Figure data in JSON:
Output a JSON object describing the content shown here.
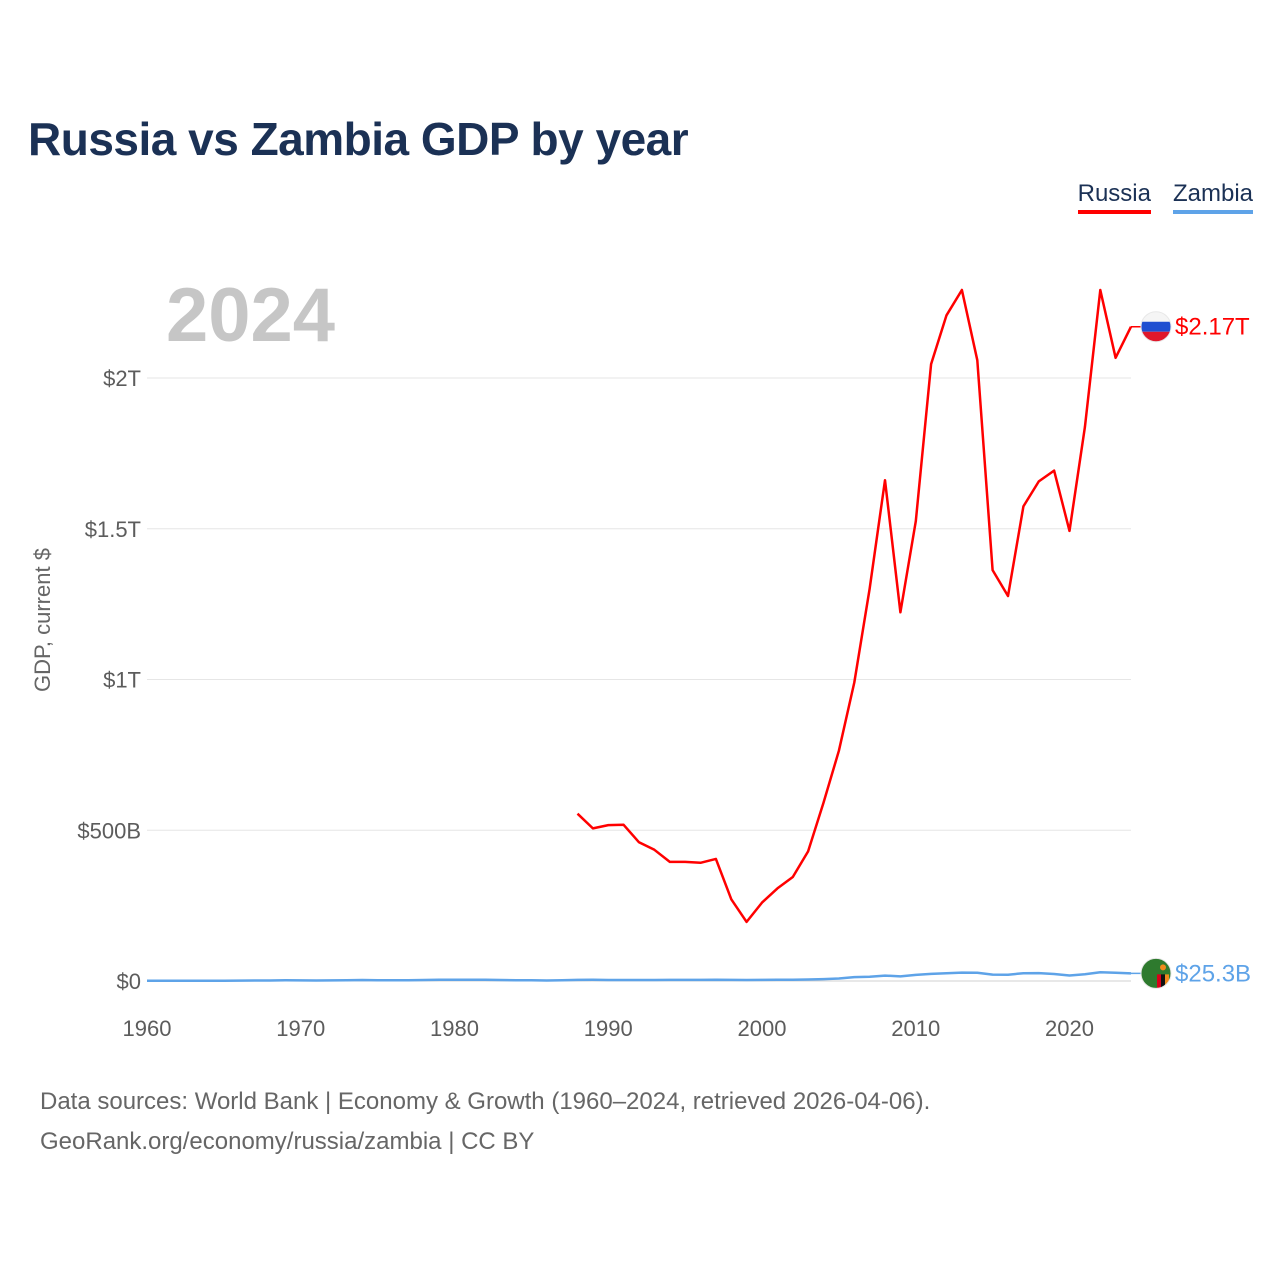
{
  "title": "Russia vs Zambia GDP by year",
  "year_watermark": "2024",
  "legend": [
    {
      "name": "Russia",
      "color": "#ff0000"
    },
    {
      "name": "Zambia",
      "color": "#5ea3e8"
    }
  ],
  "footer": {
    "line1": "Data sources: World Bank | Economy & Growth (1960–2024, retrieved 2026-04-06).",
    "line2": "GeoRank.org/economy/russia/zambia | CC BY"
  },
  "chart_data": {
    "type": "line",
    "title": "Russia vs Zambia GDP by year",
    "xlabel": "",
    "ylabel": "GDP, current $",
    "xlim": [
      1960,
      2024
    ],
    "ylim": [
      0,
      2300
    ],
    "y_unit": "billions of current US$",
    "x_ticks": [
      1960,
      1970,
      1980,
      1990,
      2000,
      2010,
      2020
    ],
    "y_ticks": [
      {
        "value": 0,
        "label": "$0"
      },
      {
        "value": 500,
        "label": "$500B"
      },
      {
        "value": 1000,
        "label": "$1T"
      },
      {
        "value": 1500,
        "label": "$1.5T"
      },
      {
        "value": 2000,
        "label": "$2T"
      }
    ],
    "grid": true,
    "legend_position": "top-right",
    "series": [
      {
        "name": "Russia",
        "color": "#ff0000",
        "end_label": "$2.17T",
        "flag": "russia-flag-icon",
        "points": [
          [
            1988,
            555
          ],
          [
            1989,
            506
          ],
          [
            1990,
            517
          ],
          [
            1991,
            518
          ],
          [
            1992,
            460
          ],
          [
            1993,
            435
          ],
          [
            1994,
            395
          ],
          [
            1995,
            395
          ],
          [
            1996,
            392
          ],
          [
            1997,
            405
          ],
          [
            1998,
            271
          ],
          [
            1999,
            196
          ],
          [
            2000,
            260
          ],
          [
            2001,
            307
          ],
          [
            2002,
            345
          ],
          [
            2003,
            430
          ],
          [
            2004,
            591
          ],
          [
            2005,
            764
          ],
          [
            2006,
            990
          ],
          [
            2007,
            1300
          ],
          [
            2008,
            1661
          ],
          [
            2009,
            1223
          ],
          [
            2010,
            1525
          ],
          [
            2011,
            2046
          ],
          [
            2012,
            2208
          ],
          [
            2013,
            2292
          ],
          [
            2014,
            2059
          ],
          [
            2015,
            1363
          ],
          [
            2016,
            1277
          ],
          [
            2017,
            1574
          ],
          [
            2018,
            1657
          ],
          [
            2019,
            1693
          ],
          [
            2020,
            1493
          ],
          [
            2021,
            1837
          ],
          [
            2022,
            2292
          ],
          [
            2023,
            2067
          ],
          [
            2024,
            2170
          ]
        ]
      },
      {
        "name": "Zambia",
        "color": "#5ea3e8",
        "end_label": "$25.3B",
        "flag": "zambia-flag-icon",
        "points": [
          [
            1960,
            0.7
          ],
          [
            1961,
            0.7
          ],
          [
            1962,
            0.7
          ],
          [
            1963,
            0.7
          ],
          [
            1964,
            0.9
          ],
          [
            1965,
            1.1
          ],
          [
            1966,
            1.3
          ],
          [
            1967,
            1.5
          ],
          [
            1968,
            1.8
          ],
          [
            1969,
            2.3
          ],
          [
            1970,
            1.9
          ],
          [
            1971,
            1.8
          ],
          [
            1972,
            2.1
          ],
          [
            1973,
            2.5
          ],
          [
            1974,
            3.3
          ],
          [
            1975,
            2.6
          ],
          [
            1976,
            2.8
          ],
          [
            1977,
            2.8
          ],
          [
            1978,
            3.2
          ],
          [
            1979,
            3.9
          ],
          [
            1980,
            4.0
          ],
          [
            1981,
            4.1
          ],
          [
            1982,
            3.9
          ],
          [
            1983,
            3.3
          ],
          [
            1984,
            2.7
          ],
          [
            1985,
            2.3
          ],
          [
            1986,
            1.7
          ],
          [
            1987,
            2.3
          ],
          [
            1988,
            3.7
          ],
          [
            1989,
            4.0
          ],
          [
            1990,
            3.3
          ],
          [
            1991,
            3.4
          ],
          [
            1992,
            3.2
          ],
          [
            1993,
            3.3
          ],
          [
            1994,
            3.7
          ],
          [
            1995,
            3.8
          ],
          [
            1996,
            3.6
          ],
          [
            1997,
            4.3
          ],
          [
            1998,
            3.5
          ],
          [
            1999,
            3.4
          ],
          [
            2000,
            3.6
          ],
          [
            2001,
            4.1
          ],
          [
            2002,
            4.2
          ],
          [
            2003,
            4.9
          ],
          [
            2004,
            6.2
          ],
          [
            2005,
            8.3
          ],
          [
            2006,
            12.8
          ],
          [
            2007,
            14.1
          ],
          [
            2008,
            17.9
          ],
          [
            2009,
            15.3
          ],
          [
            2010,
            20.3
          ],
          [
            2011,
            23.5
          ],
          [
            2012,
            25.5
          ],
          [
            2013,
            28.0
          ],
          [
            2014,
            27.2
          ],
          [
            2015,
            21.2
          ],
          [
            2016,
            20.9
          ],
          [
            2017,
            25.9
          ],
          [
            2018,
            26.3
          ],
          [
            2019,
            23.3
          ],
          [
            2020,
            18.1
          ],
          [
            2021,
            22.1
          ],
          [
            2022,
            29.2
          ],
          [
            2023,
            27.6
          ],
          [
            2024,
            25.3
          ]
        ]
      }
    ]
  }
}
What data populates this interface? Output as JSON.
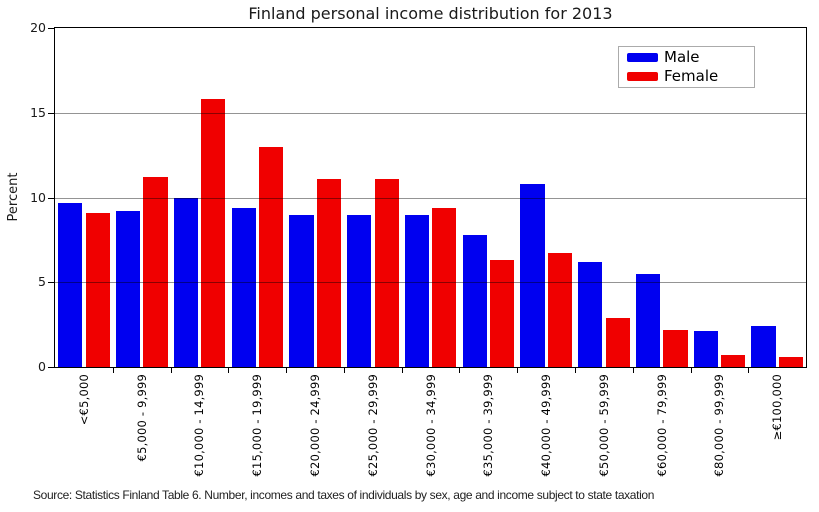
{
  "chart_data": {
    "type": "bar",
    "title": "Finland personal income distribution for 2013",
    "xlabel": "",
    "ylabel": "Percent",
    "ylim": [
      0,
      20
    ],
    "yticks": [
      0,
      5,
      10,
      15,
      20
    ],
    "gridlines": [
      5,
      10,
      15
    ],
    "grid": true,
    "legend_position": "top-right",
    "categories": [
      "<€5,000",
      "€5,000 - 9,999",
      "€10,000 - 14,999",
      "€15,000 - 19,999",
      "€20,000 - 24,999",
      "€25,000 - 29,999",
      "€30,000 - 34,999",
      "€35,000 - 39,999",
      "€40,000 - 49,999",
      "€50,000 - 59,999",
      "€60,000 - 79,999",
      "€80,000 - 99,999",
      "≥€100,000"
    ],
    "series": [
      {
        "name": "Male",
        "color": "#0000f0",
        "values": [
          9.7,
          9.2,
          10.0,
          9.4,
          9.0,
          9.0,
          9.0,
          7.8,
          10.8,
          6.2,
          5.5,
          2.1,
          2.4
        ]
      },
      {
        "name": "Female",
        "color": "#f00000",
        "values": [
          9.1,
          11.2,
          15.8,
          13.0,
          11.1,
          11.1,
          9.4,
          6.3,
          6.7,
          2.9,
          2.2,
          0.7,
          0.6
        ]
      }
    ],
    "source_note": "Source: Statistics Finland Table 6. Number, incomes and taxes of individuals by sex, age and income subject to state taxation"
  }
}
==
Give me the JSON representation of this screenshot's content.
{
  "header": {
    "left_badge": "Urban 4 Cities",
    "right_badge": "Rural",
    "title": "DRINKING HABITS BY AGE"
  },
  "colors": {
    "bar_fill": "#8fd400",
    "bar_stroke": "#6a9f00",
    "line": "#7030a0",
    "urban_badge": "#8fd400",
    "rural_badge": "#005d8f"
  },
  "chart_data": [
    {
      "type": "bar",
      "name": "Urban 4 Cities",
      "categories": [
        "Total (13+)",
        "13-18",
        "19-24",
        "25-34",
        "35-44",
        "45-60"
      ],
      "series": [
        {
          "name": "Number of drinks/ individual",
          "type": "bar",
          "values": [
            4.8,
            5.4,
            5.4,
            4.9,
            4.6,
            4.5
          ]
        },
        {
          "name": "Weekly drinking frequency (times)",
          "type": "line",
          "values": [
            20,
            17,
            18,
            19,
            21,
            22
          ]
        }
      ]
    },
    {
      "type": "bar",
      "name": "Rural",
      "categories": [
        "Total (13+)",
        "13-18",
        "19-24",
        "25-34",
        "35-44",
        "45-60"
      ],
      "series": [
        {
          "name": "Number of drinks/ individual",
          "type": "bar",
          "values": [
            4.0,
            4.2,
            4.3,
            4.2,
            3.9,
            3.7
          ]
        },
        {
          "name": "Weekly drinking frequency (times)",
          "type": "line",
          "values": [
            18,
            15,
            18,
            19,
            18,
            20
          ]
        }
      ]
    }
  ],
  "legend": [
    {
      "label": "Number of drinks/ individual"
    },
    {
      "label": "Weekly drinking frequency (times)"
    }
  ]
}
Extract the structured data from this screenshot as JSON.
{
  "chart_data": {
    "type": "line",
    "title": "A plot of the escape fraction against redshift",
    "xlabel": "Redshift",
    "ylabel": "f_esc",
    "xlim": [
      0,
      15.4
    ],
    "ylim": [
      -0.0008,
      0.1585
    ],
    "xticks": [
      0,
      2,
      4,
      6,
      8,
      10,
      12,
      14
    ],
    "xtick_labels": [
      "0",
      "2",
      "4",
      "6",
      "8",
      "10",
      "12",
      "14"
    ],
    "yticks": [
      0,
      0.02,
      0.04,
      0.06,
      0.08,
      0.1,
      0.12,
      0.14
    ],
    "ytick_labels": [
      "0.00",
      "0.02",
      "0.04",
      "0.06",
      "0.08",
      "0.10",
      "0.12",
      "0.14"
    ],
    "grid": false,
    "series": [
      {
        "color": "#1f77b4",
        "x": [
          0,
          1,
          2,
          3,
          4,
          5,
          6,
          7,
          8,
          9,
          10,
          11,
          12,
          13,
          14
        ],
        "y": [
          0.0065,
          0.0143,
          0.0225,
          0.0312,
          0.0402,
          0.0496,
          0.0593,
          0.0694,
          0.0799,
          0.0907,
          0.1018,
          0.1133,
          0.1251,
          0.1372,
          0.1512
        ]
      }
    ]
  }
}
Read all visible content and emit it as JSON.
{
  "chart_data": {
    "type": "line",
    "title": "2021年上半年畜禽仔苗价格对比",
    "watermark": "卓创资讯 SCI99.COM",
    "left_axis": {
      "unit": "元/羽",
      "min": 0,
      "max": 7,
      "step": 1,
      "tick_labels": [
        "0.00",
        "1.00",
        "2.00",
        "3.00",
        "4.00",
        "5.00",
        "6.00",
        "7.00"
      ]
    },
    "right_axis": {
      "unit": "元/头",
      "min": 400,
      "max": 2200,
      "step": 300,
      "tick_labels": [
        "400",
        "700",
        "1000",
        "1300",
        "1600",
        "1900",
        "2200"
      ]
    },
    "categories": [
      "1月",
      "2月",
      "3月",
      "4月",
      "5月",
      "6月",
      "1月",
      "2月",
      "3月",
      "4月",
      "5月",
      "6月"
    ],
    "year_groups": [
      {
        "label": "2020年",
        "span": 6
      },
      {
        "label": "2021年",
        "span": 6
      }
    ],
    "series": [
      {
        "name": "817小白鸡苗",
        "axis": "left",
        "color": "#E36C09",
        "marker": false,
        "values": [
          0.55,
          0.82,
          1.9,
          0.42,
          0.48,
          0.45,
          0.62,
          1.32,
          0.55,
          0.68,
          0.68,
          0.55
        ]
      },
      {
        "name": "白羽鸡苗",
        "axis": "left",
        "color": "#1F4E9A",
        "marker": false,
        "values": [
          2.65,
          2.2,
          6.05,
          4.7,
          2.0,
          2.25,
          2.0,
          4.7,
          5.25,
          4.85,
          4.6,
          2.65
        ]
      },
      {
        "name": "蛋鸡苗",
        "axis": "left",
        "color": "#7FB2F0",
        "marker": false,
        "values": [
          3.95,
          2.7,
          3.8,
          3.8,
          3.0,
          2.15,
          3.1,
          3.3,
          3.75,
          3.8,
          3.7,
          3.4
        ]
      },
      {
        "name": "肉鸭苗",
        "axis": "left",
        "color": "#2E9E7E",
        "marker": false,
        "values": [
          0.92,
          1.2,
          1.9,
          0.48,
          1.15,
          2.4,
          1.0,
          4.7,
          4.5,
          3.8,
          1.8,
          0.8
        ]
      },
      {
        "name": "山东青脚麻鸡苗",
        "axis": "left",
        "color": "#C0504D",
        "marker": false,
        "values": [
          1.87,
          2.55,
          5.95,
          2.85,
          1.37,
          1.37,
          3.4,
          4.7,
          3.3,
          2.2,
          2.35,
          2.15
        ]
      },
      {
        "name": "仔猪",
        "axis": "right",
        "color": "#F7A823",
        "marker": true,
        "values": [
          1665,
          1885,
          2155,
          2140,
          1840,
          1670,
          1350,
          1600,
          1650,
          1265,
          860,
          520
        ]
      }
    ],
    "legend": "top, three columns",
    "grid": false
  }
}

- **The exercise**
Pull out every line of the records above that contains the word "title".

- **Result of this task**
  "title": "Russia vs Zambia GDP by year",
    "title": "Russia vs Zambia GDP by year",
    "title": "Finland personal income distribution for 2013",
    "title": "DRINKING HABITS BY AGE"
    "title": "A plot of the escape fraction against redshift",
    "title": "2021年上半年畜禽仔苗价格对比",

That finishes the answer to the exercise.